» Exercise task 1
Edit the records from their first line through the line containing "setting-value: Нискол. (249, 44, 292, 56)", replacing "dropdown-option" with "menu-option" and changing nothing else.

[start Text segment]

My time is spent... horseback riding, writing and reading too much.

Some of my favorite books- Welcome to the Machine (Derrick Jensen), I Know This Much Is True (Wally Lamb), East of the Mountains (David Guterson), Whores and Other Feminists (Jill Nagle), Cunt (Inga Muscio).

I am drawn to...
The Southwestern portion of the US- cacti and desolate dry sprawling earth.
Photography- pictures of people mainly, black and white.
Music- Mostly country. And anything that I can dance to.

Foods that I never tire of- blueberries, figs, squash, tempeh, radicchio, avocado, red grapes, heirloom tomatoes, tahini, olives, walnuts, asparagus, eggplant, cherries, kale, apple butter, pears, mango, mushrooms, melon, brussels sprouts, collard greens, peaches...

[end Text segment]

» Exercise task 2
Pick up the personal profile about favorite books, places and foods from where it ends.

[start Material shown]

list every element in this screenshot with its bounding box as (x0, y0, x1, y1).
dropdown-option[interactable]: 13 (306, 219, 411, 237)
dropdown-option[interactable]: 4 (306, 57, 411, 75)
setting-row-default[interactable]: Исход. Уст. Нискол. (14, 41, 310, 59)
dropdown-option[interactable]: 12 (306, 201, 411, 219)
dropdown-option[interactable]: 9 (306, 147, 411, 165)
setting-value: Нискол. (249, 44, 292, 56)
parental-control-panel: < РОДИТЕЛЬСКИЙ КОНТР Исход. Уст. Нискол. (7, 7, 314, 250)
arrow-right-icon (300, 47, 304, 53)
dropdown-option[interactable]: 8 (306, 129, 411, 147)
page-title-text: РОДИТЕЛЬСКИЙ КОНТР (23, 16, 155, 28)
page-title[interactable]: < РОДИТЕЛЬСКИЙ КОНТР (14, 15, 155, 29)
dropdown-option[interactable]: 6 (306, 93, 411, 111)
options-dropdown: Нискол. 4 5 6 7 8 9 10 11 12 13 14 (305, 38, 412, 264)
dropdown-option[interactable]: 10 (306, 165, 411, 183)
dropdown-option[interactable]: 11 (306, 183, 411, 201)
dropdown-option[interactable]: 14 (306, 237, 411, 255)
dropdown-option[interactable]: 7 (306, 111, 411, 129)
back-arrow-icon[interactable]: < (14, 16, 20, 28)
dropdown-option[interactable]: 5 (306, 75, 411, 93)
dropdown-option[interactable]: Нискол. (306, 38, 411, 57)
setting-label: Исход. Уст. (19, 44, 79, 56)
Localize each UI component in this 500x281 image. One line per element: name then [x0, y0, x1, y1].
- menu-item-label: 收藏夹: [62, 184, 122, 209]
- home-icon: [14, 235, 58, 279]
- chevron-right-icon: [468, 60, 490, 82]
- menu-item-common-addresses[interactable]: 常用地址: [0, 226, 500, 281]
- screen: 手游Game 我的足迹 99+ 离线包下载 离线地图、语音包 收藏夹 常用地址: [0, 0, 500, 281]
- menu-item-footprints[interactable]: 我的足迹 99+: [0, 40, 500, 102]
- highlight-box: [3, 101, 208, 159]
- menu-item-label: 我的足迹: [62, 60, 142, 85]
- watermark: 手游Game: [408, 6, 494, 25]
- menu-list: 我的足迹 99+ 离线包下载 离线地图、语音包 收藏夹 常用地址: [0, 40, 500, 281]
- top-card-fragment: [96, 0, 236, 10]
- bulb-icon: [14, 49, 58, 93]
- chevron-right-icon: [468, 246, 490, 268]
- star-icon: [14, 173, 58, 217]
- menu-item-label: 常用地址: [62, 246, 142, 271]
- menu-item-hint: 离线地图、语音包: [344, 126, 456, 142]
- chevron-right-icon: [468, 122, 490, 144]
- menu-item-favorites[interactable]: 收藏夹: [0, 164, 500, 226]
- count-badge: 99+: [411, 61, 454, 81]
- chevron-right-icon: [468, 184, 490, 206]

[end Material shown]

» Exercise answer 1
list every element in this screenshot with its bounding box as (x0, y0, x1, y1).
menu-option[interactable]: 13 (306, 219, 411, 237)
menu-option[interactable]: 4 (306, 57, 411, 75)
setting-row-default[interactable]: Исход. Уст. Нискол. (14, 41, 310, 59)
menu-option[interactable]: 12 (306, 201, 411, 219)
menu-option[interactable]: 9 (306, 147, 411, 165)
setting-value: Нискол. (249, 44, 292, 56)

» Exercise answer 2
I abhor factory farming. To know my food is of utmost importance-where its been, how it was raised...I respect the earth and myself too much to plead ignorance. The family farm is collapsing under the weight of big business. I want to take responsibility for my food and I feel our current system fails to do that. I fully applaud those folks that are still living off the land and providing for their families. Having worked on small farms in the past and seen firsthand what sustainable farming (animal & vegetable) looks like- its apparent that our current conditions are far removed from the original respectable idea. It shows in our tasteless food, our declining health, our damaged environment.

I'm a fan of spicy foods- Indian and Thai cuisine.
My drinks- red wine, dark beer and a good gin neat.
Dessert- nice dark chocolate in small amounts, a fresh piece of fruit. I don't have much of a sweet tooth.
Coffee- good ol' fashioned drip, an espresso or an americano...always black.

Cooking, eating, interviews, road trips and photographs- I share my adventures here. I feel fortunate as hell and immensely grateful for the opportunity to visit farms, sample restaurants and meet the truly lovely folks behind it all.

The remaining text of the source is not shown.